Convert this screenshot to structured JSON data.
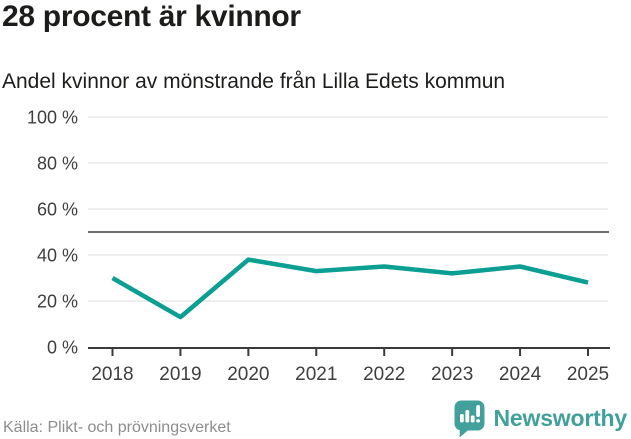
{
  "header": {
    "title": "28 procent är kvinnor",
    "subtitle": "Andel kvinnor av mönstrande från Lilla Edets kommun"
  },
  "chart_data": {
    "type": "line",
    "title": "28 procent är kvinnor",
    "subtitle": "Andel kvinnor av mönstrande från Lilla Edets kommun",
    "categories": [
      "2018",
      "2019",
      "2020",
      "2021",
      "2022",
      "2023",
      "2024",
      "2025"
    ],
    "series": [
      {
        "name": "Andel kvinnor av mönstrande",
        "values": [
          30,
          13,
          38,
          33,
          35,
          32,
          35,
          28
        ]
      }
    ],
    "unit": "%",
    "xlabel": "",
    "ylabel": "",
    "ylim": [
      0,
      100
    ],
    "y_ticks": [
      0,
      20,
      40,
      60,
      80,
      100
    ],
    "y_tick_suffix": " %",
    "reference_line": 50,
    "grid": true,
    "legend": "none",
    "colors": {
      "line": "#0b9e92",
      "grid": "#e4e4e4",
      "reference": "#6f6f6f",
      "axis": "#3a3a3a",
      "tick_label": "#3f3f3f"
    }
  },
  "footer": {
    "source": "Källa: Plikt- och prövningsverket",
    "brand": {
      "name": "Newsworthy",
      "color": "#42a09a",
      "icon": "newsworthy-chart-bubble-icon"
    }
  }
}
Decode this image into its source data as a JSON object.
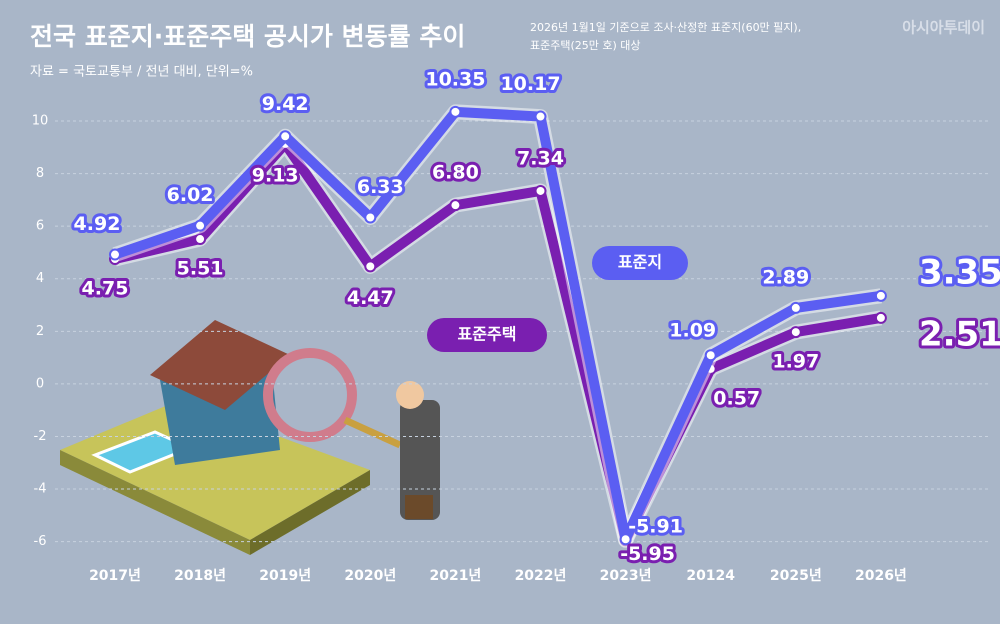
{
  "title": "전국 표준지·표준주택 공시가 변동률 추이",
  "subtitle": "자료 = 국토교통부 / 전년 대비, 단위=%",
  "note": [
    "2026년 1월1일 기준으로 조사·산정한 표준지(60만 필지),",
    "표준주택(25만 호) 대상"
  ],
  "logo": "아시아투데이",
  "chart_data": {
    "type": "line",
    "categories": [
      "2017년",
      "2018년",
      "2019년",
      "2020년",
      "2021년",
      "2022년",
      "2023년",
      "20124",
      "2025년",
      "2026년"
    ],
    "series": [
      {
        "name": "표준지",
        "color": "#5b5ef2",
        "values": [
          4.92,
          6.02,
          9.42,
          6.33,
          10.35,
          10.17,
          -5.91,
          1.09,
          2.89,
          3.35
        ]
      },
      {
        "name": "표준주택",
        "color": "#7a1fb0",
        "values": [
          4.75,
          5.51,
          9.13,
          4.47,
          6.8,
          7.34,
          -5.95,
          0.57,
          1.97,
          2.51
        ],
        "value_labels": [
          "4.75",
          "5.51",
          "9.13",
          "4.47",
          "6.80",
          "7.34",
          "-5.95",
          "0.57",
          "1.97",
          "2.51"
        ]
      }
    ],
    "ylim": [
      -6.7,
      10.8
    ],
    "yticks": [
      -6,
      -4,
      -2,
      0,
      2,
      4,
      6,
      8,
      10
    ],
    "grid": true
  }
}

········

- [What is asked]: Make a verbatim copy of all the entries and strip out the pictures.

- [Output of the task]:
Convert this screenshot to structured JSON data.
{
  "header": {
    "title": "28 procent är kvinnor",
    "subtitle": "Andel kvinnor av mönstrande från Lilla Edets kommun"
  },
  "chart_data": {
    "type": "line",
    "title": "28 procent är kvinnor",
    "subtitle": "Andel kvinnor av mönstrande från Lilla Edets kommun",
    "categories": [
      "2018",
      "2019",
      "2020",
      "2021",
      "2022",
      "2023",
      "2024",
      "2025"
    ],
    "series": [
      {
        "name": "Andel kvinnor av mönstrande",
        "values": [
          30,
          13,
          38,
          33,
          35,
          32,
          35,
          28
        ]
      }
    ],
    "unit": "%",
    "xlabel": "",
    "ylabel": "",
    "ylim": [
      0,
      100
    ],
    "y_ticks": [
      0,
      20,
      40,
      60,
      80,
      100
    ],
    "y_tick_suffix": " %",
    "reference_line": 50,
    "grid": true,
    "legend": "none",
    "colors": {
      "line": "#0b9e92",
      "grid": "#e4e4e4",
      "reference": "#6f6f6f",
      "axis": "#3a3a3a",
      "tick_label": "#3f3f3f"
    }
  },
  "footer": {
    "source": "Källa: Plikt- och prövningsverket",
    "brand": {
      "name": "Newsworthy",
      "color": "#42a09a",
      "icon": "newsworthy-chart-bubble-icon"
    }
  }
}
Decode this image into its source data as a JSON object.
{
  "title": "전국 표준지·표준주택 공시가 변동률 추이",
  "subtitle": "자료 = 국토교통부 / 전년 대비, 단위=%",
  "note": [
    "2026년 1월1일 기준으로 조사·산정한 표준지(60만 필지),",
    "표준주택(25만 호) 대상"
  ],
  "logo": "아시아투데이",
  "chart_data": {
    "type": "line",
    "categories": [
      "2017년",
      "2018년",
      "2019년",
      "2020년",
      "2021년",
      "2022년",
      "2023년",
      "20124",
      "2025년",
      "2026년"
    ],
    "series": [
      {
        "name": "표준지",
        "color": "#5b5ef2",
        "values": [
          4.92,
          6.02,
          9.42,
          6.33,
          10.35,
          10.17,
          -5.91,
          1.09,
          2.89,
          3.35
        ]
      },
      {
        "name": "표준주택",
        "color": "#7a1fb0",
        "values": [
          4.75,
          5.51,
          9.13,
          4.47,
          6.8,
          7.34,
          -5.95,
          0.57,
          1.97,
          2.51
        ],
        "value_labels": [
          "4.75",
          "5.51",
          "9.13",
          "4.47",
          "6.80",
          "7.34",
          "-5.95",
          "0.57",
          "1.97",
          "2.51"
        ]
      }
    ],
    "ylim": [
      -6.7,
      10.8
    ],
    "yticks": [
      -6,
      -4,
      -2,
      0,
      2,
      4,
      6,
      8,
      10
    ],
    "grid": true
  }
}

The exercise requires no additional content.